Every line with the word "away" in it should be extracted from the data that follows.
▼
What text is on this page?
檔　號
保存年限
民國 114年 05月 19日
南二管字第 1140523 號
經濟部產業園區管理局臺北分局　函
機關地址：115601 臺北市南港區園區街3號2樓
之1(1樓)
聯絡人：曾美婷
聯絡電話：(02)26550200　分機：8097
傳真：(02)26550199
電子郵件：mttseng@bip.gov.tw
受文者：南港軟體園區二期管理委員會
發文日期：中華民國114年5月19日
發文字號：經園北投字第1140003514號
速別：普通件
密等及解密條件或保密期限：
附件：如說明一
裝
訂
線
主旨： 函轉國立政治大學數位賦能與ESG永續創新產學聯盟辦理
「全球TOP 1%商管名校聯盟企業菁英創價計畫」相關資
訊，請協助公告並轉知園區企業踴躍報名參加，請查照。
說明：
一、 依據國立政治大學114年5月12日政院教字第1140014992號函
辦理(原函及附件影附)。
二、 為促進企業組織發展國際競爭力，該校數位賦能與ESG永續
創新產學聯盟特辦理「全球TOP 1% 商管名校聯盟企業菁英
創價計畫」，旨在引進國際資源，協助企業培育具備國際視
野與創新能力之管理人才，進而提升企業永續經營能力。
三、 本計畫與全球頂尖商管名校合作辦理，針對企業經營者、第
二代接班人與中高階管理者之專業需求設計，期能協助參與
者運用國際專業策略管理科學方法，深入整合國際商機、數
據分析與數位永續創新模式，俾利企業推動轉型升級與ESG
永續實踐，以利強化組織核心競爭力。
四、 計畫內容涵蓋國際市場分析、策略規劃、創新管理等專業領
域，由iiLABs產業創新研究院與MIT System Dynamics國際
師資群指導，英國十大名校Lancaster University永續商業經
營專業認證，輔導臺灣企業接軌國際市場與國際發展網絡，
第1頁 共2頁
▲
▼
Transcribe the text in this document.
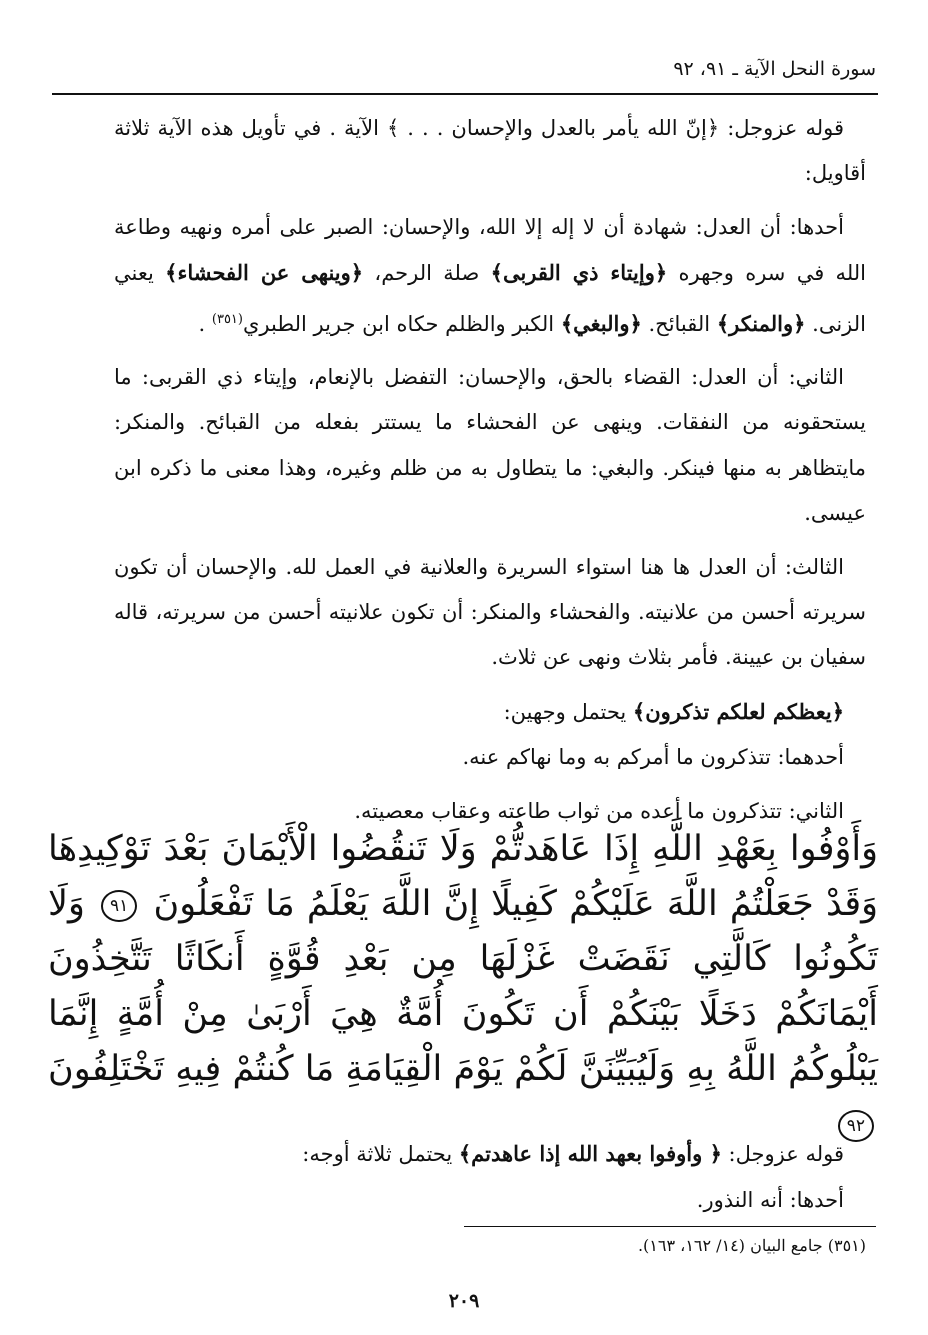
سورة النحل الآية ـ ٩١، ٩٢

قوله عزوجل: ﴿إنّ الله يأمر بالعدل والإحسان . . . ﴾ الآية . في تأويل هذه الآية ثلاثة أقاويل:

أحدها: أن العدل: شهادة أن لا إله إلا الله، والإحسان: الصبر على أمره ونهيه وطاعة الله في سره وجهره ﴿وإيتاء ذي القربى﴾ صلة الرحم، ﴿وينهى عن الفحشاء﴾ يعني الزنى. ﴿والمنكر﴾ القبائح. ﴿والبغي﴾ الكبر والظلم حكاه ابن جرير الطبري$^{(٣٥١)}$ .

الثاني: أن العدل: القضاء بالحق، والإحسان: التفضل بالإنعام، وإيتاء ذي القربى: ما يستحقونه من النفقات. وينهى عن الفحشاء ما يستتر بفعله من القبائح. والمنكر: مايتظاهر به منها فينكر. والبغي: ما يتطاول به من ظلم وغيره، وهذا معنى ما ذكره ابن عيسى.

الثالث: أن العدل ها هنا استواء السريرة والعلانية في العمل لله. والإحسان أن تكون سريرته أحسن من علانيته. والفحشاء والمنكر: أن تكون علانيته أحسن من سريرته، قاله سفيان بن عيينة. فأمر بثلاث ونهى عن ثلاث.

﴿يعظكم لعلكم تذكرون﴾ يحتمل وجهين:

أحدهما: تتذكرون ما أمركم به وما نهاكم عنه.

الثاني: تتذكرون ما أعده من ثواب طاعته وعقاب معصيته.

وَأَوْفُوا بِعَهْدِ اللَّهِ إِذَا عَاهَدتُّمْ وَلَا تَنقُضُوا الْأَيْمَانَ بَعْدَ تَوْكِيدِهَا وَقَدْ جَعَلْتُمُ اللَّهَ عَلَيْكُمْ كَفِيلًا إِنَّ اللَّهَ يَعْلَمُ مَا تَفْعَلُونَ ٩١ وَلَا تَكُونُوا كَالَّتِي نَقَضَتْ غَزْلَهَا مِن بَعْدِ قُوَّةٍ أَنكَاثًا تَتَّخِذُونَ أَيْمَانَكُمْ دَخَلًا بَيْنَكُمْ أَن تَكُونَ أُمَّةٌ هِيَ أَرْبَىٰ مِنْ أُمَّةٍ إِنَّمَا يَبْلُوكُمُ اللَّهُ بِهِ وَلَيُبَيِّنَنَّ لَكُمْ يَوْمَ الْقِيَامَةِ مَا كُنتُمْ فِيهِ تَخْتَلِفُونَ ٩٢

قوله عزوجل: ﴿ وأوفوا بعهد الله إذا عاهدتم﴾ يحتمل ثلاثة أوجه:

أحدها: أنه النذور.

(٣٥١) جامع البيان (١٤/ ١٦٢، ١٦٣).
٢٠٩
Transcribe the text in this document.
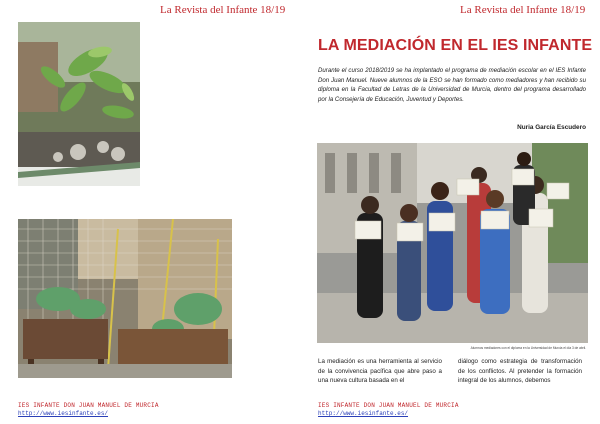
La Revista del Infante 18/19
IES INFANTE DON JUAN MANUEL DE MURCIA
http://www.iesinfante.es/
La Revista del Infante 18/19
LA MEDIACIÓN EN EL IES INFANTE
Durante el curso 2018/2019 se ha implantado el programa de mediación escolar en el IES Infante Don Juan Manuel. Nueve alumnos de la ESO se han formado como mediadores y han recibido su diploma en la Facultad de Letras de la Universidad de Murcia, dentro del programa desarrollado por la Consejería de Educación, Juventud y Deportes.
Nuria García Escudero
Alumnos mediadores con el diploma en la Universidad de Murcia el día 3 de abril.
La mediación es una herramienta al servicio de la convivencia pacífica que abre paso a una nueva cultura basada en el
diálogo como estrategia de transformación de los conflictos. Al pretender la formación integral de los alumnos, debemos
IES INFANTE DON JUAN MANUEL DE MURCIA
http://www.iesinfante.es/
▲
▼
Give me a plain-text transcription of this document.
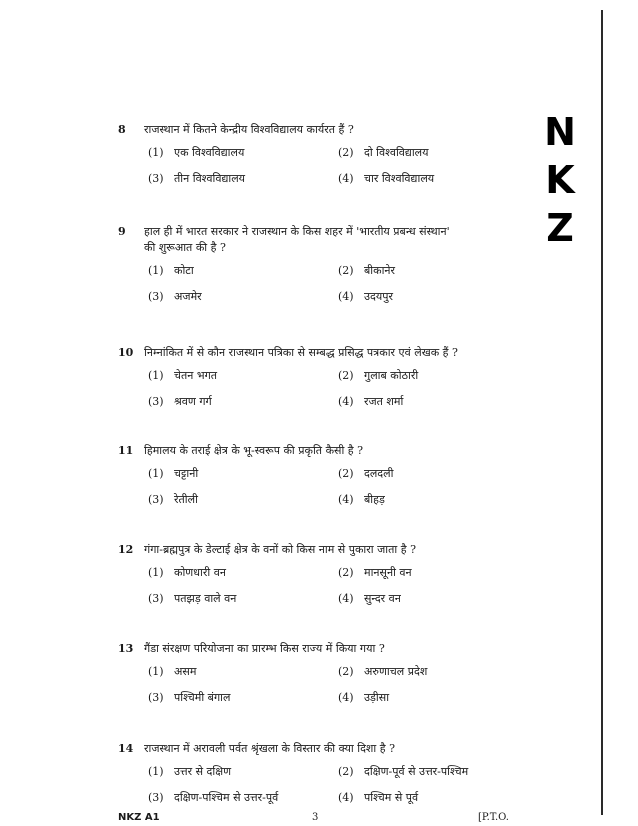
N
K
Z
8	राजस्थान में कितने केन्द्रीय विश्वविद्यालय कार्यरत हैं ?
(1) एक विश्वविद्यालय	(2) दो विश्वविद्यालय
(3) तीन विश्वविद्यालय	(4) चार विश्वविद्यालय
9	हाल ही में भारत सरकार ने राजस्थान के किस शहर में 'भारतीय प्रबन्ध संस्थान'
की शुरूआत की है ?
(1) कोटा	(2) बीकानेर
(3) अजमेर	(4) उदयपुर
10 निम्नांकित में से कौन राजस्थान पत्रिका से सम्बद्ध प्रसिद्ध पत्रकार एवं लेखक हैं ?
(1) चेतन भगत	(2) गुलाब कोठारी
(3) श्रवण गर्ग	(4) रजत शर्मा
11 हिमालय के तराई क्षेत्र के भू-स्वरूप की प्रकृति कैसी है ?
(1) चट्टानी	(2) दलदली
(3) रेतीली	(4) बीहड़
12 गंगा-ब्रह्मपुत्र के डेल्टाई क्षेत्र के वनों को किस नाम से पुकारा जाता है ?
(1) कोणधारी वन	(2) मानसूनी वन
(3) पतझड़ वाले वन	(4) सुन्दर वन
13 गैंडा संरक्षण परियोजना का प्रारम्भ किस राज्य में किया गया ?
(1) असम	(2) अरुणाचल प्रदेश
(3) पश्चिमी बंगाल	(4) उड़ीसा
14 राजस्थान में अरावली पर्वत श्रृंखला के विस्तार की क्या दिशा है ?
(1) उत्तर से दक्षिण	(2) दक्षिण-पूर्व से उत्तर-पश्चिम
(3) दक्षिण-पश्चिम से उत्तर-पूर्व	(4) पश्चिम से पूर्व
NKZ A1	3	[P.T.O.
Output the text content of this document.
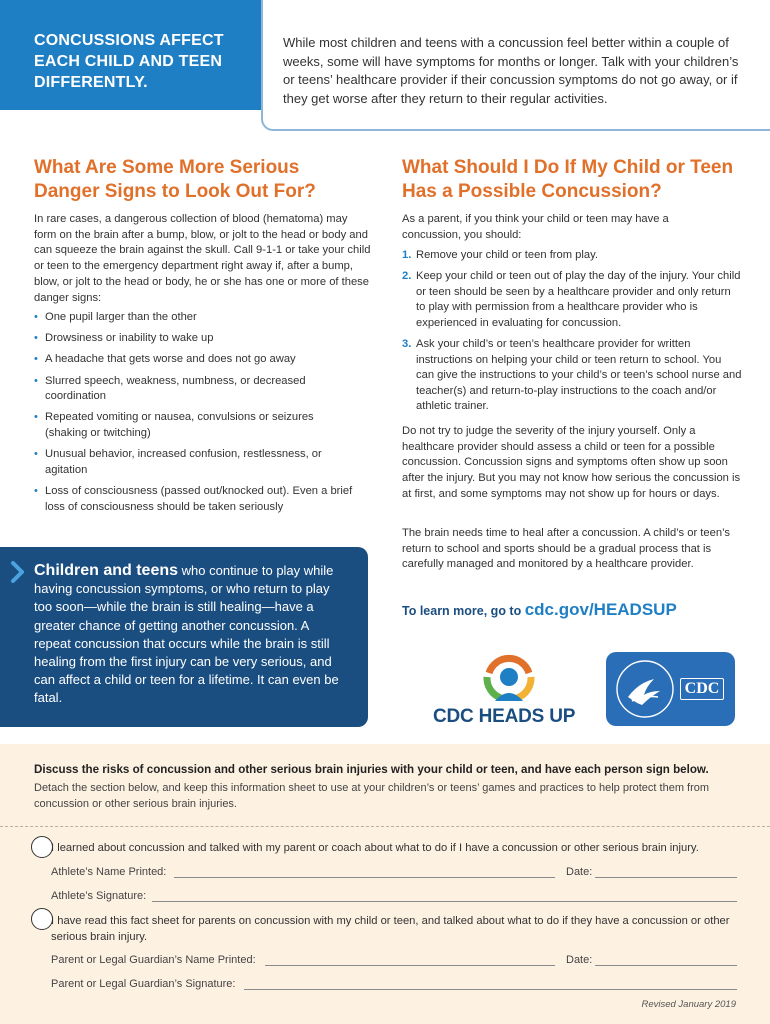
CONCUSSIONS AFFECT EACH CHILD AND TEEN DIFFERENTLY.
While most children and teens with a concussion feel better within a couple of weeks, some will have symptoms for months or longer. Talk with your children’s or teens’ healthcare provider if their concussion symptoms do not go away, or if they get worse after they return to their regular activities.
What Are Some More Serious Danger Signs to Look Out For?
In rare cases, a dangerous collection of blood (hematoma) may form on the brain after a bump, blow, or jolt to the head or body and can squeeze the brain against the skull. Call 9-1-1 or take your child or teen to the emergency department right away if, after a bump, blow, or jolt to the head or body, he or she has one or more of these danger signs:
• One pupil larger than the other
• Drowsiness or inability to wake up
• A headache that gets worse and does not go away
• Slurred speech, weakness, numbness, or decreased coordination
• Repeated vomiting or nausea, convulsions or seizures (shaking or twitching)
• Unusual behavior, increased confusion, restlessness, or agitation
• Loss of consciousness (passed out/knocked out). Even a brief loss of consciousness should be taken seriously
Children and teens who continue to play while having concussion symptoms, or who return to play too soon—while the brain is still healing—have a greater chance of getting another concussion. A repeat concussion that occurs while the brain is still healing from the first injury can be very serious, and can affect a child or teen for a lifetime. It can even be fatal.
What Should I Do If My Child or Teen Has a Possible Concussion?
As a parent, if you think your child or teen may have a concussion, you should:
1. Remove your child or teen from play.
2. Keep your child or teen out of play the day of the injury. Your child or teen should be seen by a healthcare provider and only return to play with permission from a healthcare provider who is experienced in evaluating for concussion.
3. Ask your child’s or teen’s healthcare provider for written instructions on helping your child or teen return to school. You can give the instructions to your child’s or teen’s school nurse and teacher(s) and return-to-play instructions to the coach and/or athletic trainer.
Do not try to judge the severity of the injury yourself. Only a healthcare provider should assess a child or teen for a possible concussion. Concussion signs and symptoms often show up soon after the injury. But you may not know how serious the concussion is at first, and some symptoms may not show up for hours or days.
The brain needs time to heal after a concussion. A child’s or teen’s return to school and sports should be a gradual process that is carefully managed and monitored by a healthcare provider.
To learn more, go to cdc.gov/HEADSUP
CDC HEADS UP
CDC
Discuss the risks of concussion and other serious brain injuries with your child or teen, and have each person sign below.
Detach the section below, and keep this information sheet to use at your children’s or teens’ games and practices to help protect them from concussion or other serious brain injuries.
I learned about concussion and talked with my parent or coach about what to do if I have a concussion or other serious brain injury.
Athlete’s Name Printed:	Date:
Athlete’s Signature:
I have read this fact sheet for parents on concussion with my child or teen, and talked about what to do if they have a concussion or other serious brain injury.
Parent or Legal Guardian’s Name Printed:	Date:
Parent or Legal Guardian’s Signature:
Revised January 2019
▲
[EXPECTED OUTPUT]
While most children and teens with a concussion feel better within a couple of weeks, some will have symptoms for months or longer. Talk with your children’s or teens’ healthcare provider if their concussion symptoms do not go away, or if they get worse after they return to their regular activities.
In rare cases, a dangerous collection of blood (hematoma) may form on the brain after a bump, blow, or jolt to the head or body and can squeeze the brain against the skull. Call 9-1-1 or take your child or teen to the emergency department right away if, after a bump, blow, or jolt to the head or body, he or she has one or more of these danger signs:
• A headache that gets worse and does not go away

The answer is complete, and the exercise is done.